Description of the task: Write every record out again exactly, and keep images out of it.

▼

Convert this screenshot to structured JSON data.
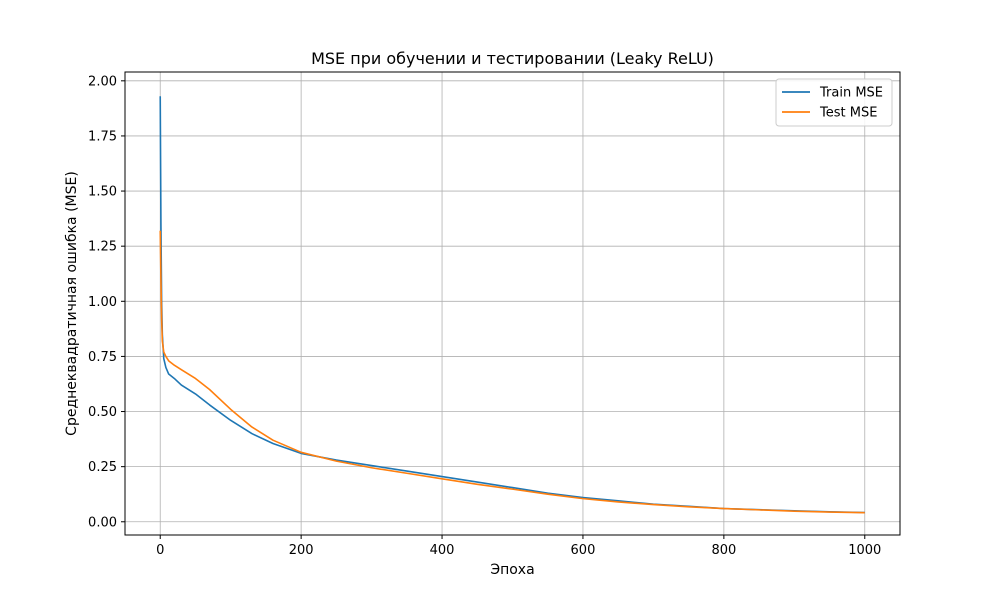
{
  "chart_data": {
    "type": "line",
    "title": "MSE при обучении и тестировании (Leaky ReLU)",
    "xlabel": "Эпоха",
    "ylabel": "Среднеквадратичная ошибка (MSE)",
    "xlim": [
      -50,
      1050
    ],
    "ylim": [
      -0.06,
      2.04
    ],
    "xticks": [
      0,
      200,
      400,
      600,
      800,
      1000
    ],
    "yticks": [
      0.0,
      0.25,
      0.5,
      0.75,
      1.0,
      1.25,
      1.5,
      1.75,
      2.0
    ],
    "grid": true,
    "legend_position": "top-right",
    "series": [
      {
        "name": "Train MSE",
        "color": "#1f77b4",
        "x": [
          0,
          1,
          2,
          3,
          5,
          8,
          12,
          20,
          30,
          50,
          70,
          100,
          130,
          160,
          200,
          250,
          300,
          350,
          400,
          450,
          500,
          550,
          600,
          650,
          700,
          750,
          800,
          850,
          900,
          950,
          1000
        ],
        "y": [
          1.93,
          1.35,
          1.0,
          0.85,
          0.74,
          0.7,
          0.67,
          0.65,
          0.62,
          0.58,
          0.53,
          0.46,
          0.4,
          0.355,
          0.31,
          0.28,
          0.255,
          0.23,
          0.205,
          0.18,
          0.155,
          0.13,
          0.11,
          0.095,
          0.08,
          0.07,
          0.06,
          0.055,
          0.05,
          0.045,
          0.042
        ]
      },
      {
        "name": "Test MSE",
        "color": "#ff7f0e",
        "x": [
          0,
          1,
          2,
          3,
          5,
          8,
          12,
          20,
          30,
          50,
          70,
          100,
          130,
          160,
          200,
          250,
          300,
          350,
          400,
          450,
          500,
          550,
          600,
          650,
          700,
          750,
          800,
          850,
          900,
          950,
          1000
        ],
        "y": [
          1.32,
          1.1,
          0.92,
          0.82,
          0.77,
          0.75,
          0.73,
          0.71,
          0.69,
          0.65,
          0.6,
          0.51,
          0.43,
          0.37,
          0.315,
          0.275,
          0.245,
          0.22,
          0.195,
          0.17,
          0.148,
          0.125,
          0.105,
          0.09,
          0.078,
          0.068,
          0.06,
          0.054,
          0.048,
          0.044,
          0.041
        ]
      }
    ]
  }
}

▲

Final result:
Convert this screenshot to structured JSON data.
{
  "chart_data": {
    "type": "line",
    "title": "MSE при обучении и тестировании (Leaky ReLU)",
    "xlabel": "Эпоха",
    "ylabel": "Среднеквадратичная ошибка (MSE)",
    "xlim": [
      -50,
      1050
    ],
    "ylim": [
      -0.06,
      2.04
    ],
    "xticks": [
      0,
      200,
      400,
      600,
      800,
      1000
    ],
    "yticks": [
      0.0,
      0.25,
      0.5,
      0.75,
      1.0,
      1.25,
      1.5,
      1.75,
      2.0
    ],
    "grid": true,
    "legend_position": "top-right",
    "series": [
      {
        "name": "Train MSE",
        "color": "#1f77b4",
        "x": [
          0,
          1,
          2,
          3,
          5,
          8,
          12,
          20,
          30,
          50,
          70,
          100,
          130,
          160,
          200,
          250,
          300,
          350,
          400,
          450,
          500,
          550,
          600,
          650,
          700,
          750,
          800,
          850,
          900,
          950,
          1000
        ],
        "y": [
          1.93,
          1.35,
          1.0,
          0.85,
          0.74,
          0.7,
          0.67,
          0.65,
          0.62,
          0.58,
          0.53,
          0.46,
          0.4,
          0.355,
          0.31,
          0.28,
          0.255,
          0.23,
          0.205,
          0.18,
          0.155,
          0.13,
          0.11,
          0.095,
          0.08,
          0.07,
          0.06,
          0.055,
          0.05,
          0.045,
          0.042
        ]
      },
      {
        "name": "Test MSE",
        "color": "#ff7f0e",
        "x": [
          0,
          1,
          2,
          3,
          5,
          8,
          12,
          20,
          30,
          50,
          70,
          100,
          130,
          160,
          200,
          250,
          300,
          350,
          400,
          450,
          500,
          550,
          600,
          650,
          700,
          750,
          800,
          850,
          900,
          950,
          1000
        ],
        "y": [
          1.32,
          1.1,
          0.92,
          0.82,
          0.77,
          0.75,
          0.73,
          0.71,
          0.69,
          0.65,
          0.6,
          0.51,
          0.43,
          0.37,
          0.315,
          0.275,
          0.245,
          0.22,
          0.195,
          0.17,
          0.148,
          0.125,
          0.105,
          0.09,
          0.078,
          0.068,
          0.06,
          0.054,
          0.048,
          0.044,
          0.041
        ]
      }
    ]
  }
}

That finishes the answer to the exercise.